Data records
****************

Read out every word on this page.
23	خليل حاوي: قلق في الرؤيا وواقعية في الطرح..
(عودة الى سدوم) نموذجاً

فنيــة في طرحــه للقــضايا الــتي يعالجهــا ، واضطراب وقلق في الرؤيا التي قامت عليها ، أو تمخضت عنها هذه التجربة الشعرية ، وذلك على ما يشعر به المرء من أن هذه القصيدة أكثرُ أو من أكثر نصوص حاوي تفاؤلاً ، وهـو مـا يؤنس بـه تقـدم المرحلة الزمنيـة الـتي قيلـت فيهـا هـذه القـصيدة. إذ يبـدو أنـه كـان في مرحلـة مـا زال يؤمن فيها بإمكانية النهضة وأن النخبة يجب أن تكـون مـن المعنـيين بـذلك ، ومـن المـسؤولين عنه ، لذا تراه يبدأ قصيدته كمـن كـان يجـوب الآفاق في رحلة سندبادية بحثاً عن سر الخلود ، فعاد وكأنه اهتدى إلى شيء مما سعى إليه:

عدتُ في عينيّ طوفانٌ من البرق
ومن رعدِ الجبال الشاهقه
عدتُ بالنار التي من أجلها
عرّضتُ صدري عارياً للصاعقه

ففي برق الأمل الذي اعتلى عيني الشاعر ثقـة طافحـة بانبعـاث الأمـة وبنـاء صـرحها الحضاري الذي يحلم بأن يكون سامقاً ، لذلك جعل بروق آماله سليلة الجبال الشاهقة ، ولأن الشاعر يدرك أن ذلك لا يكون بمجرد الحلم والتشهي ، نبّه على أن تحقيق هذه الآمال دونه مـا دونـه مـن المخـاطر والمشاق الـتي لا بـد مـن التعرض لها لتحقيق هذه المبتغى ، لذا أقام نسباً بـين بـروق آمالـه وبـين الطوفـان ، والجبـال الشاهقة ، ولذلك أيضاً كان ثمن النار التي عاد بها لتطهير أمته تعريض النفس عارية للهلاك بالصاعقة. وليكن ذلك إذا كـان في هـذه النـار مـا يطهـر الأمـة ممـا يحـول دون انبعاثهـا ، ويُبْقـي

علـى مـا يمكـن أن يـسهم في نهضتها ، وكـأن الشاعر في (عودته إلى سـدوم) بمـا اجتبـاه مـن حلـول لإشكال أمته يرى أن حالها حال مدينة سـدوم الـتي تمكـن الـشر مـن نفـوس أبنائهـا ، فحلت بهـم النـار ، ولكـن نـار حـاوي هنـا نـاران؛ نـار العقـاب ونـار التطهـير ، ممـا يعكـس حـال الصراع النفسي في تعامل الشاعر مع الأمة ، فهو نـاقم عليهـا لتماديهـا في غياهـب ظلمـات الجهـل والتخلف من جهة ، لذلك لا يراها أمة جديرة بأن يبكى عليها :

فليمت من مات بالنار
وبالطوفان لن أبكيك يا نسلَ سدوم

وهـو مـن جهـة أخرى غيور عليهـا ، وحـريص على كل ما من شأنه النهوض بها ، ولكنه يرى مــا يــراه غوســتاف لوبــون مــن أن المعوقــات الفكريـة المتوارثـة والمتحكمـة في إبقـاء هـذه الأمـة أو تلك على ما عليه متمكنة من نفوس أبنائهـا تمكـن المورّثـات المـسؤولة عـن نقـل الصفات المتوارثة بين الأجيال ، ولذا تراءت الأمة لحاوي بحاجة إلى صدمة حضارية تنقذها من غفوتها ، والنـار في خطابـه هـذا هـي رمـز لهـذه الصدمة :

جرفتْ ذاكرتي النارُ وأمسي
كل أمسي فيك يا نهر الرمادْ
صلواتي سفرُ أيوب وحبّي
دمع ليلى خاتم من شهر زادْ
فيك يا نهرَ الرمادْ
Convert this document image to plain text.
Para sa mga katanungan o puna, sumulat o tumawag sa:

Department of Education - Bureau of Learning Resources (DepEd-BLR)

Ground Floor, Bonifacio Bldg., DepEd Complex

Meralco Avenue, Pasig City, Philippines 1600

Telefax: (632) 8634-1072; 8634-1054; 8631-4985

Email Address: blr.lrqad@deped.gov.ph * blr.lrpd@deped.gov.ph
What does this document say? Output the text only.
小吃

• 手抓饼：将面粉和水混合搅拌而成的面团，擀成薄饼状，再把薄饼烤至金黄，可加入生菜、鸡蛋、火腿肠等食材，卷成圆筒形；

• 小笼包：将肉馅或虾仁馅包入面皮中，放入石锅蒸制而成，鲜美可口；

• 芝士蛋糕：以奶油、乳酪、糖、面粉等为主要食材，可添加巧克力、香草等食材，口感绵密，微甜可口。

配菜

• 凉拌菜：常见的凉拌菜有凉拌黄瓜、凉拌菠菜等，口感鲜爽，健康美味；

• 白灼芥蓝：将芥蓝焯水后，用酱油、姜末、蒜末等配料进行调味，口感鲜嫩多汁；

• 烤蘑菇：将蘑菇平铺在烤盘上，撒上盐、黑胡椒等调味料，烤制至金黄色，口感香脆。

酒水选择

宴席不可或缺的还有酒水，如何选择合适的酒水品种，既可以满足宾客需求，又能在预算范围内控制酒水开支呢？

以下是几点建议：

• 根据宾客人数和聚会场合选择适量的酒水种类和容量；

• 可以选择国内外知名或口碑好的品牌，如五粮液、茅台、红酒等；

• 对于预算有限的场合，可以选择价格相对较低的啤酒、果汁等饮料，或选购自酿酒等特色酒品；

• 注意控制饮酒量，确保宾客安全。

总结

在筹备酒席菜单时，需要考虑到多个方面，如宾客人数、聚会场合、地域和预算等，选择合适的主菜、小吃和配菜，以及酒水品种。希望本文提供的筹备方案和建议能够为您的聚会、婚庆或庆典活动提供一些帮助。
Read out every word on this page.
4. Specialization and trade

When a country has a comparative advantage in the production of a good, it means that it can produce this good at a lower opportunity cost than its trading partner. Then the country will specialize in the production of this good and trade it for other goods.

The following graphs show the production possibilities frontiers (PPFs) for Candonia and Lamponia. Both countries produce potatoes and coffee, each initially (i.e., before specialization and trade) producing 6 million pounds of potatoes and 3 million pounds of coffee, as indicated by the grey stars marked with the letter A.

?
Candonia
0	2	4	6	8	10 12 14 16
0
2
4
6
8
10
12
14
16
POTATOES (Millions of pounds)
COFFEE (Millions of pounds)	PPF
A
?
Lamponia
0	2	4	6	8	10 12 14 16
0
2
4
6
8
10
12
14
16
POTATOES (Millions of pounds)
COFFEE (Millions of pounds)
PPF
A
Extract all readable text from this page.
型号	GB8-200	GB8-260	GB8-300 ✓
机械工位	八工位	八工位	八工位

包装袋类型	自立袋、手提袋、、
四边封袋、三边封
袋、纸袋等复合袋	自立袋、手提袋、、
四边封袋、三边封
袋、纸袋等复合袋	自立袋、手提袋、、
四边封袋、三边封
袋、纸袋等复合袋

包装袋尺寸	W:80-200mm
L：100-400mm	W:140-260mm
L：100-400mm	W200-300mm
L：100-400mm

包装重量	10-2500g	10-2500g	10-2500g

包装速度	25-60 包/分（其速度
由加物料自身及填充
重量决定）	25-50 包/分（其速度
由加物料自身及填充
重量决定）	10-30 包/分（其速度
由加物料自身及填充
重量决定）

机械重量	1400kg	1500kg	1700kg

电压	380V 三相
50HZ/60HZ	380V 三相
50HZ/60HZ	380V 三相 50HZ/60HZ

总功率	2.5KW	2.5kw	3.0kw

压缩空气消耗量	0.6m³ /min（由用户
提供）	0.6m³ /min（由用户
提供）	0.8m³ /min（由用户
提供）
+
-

****************

What is asked
From the records above, extract every line exactly as it stands.

Exercise answer
Read out every word on this page.
23	خليل حاوي: قلق في الرؤيا وواقعية في الطرح..
(عودة الى سدوم) نموذجاً

فنيــة في طرحــه للقــضايا الــتي يعالجهــا ، واضطراب وقلق في الرؤيا التي قامت عليها ، أو تمخضت عنها هذه التجربة الشعرية ، وذلك على ما يشعر به المرء من أن هذه القصيدة أكثرُ أو من أكثر نصوص حاوي تفاؤلاً ، وهـو مـا يؤنس بـه تقـدم المرحلة الزمنيـة الـتي قيلـت فيهـا هـذه القـصيدة. إذ يبـدو أنـه كـان في مرحلـة مـا زال يؤمن فيها بإمكانية النهضة وأن النخبة يجب أن تكـون مـن المعنـيين بـذلك ، ومـن المـسؤولين عنه ، لذا تراه يبدأ قصيدته كمـن كـان يجـوب الآفاق في رحلة سندبادية بحثاً عن سر الخلود ، فعاد وكأنه اهتدى إلى شيء مما سعى إليه:

عدتُ في عينيّ طوفانٌ من البرق
ومن رعدِ الجبال الشاهقه
عدتُ بالنار التي من أجلها
عرّضتُ صدري عارياً للصاعقه

ففي برق الأمل الذي اعتلى عيني الشاعر ثقـة طافحـة بانبعـاث الأمـة وبنـاء صـرحها الحضاري الذي يحلم بأن يكون سامقاً ، لذلك جعل بروق آماله سليلة الجبال الشاهقة ، ولأن الشاعر يدرك أن ذلك لا يكون بمجرد الحلم والتشهي ، نبّه على أن تحقيق هذه الآمال دونه مـا دونـه مـن المخـاطر والمشاق الـتي لا بـد مـن التعرض لها لتحقيق هذه المبتغى ، لذا أقام نسباً بـين بـروق آمالـه وبـين الطوفـان ، والجبـال الشاهقة ، ولذلك أيضاً كان ثمن النار التي عاد بها لتطهير أمته تعريض النفس عارية للهلاك بالصاعقة. وليكن ذلك إذا كـان في هـذه النـار مـا يطهـر الأمـة ممـا يحـول دون انبعاثهـا ، ويُبْقـي

علـى مـا يمكـن أن يـسهم في نهضتها ، وكـأن الشاعر في (عودته إلى سـدوم) بمـا اجتبـاه مـن حلـول لإشكال أمته يرى أن حالها حال مدينة سـدوم الـتي تمكـن الـشر مـن نفـوس أبنائهـا ، فحلت بهـم النـار ، ولكـن نـار حـاوي هنـا نـاران؛ نـار العقـاب ونـار التطهـير ، ممـا يعكـس حـال الصراع النفسي في تعامل الشاعر مع الأمة ، فهو نـاقم عليهـا لتماديهـا في غياهـب ظلمـات الجهـل والتخلف من جهة ، لذلك لا يراها أمة جديرة بأن يبكى عليها :

فليمت من مات بالنار
وبالطوفان لن أبكيك يا نسلَ سدوم

وهـو مـن جهـة أخرى غيور عليهـا ، وحـريص على كل ما من شأنه النهوض بها ، ولكنه يرى مــا يــراه غوســتاف لوبــون مــن أن المعوقــات الفكريـة المتوارثـة والمتحكمـة في إبقـاء هـذه الأمـة أو تلك على ما عليه متمكنة من نفوس أبنائهـا تمكـن المورّثـات المـسؤولة عـن نقـل الصفات المتوارثة بين الأجيال ، ولذا تراءت الأمة لحاوي بحاجة إلى صدمة حضارية تنقذها من غفوتها ، والنـار في خطابـه هـذا هـي رمـز لهـذه الصدمة :

جرفتْ ذاكرتي النارُ وأمسي
كل أمسي فيك يا نهر الرمادْ
صلواتي سفرُ أيوب وحبّي
دمع ليلى خاتم من شهر زادْ
فيك يا نهرَ الرمادْ
Convert this document image to plain text.
Para sa mga katanungan o puna, sumulat o tumawag sa:

Department of Education - Bureau of Learning Resources (DepEd-BLR)

Ground Floor, Bonifacio Bldg., DepEd Complex

Meralco Avenue, Pasig City, Philippines 1600

Telefax: (632) 8634-1072; 8634-1054; 8631-4985

Email Address: blr.lrqad@deped.gov.ph * blr.lrpd@deped.gov.ph
What does this document say? Output the text only.
小吃

• 手抓饼：将面粉和水混合搅拌而成的面团，擀成薄饼状，再把薄饼烤至金黄，可加入生菜、鸡蛋、火腿肠等食材，卷成圆筒形；

• 小笼包：将肉馅或虾仁馅包入面皮中，放入石锅蒸制而成，鲜美可口；

• 芝士蛋糕：以奶油、乳酪、糖、面粉等为主要食材，可添加巧克力、香草等食材，口感绵密，微甜可口。

配菜

• 凉拌菜：常见的凉拌菜有凉拌黄瓜、凉拌菠菜等，口感鲜爽，健康美味；

• 白灼芥蓝：将芥蓝焯水后，用酱油、姜末、蒜末等配料进行调味，口感鲜嫩多汁；

• 烤蘑菇：将蘑菇平铺在烤盘上，撒上盐、黑胡椒等调味料，烤制至金黄色，口感香脆。

酒水选择

宴席不可或缺的还有酒水，如何选择合适的酒水品种，既可以满足宾客需求，又能在预算范围内控制酒水开支呢？

以下是几点建议：

• 根据宾客人数和聚会场合选择适量的酒水种类和容量；

• 可以选择国内外知名或口碑好的品牌，如五粮液、茅台、红酒等；

• 对于预算有限的场合，可以选择价格相对较低的啤酒、果汁等饮料，或选购自酿酒等特色酒品；

• 注意控制饮酒量，确保宾客安全。

总结

在筹备酒席菜单时，需要考虑到多个方面，如宾客人数、聚会场合、地域和预算等，选择合适的主菜、小吃和配菜，以及酒水品种。希望本文提供的筹备方案和建议能够为您的聚会、婚庆或庆典活动提供一些帮助。
Read out every word on this page.
4. Specialization and trade

When a country has a comparative advantage in the production of a good, it means that it can produce this good at a lower opportunity cost than its trading partner. Then the country will specialize in the production of this good and trade it for other goods.

The following graphs show the production possibilities frontiers (PPFs) for Candonia and Lamponia. Both countries produce potatoes and coffee, each initially (i.e., before specialization and trade) producing 6 million pounds of potatoes and 3 million pounds of coffee, as indicated by the grey stars marked with the letter A.

?
Candonia
0	2	4	6	8	10 12 14 16
0
2
4
6
8
10
12
14
16
POTATOES (Millions of pounds)
COFFEE (Millions of pounds)	PPF
A
?
Lamponia
0	2	4	6	8	10 12 14 16
0
2
4
6
8
10
12
14
16
POTATOES (Millions of pounds)
COFFEE (Millions of pounds)
PPF
A
Extract all readable text from this page.
型号	GB8-200	GB8-260	GB8-300 ✓
机械工位	八工位	八工位	八工位

包装袋类型	自立袋、手提袋、、
四边封袋、三边封
袋、纸袋等复合袋	自立袋、手提袋、、
四边封袋、三边封
袋、纸袋等复合袋	自立袋、手提袋、、
四边封袋、三边封
袋、纸袋等复合袋

包装袋尺寸	W:80-200mm
L：100-400mm	W:140-260mm
L：100-400mm	W200-300mm
L：100-400mm

包装重量	10-2500g	10-2500g	10-2500g

包装速度	25-60 包/分（其速度
由加物料自身及填充
重量决定）	25-50 包/分（其速度
由加物料自身及填充
重量决定）	10-30 包/分（其速度
由加物料自身及填充
重量决定）

机械重量	1400kg	1500kg	1700kg

电压	380V 三相
50HZ/60HZ	380V 三相
50HZ/60HZ	380V 三相 50HZ/60HZ

总功率	2.5KW	2.5kw	3.0kw

压缩空气消耗量	0.6m³ /min（由用户
提供）	0.6m³ /min（由用户
提供）	0.8m³ /min（由用户
提供）
+
-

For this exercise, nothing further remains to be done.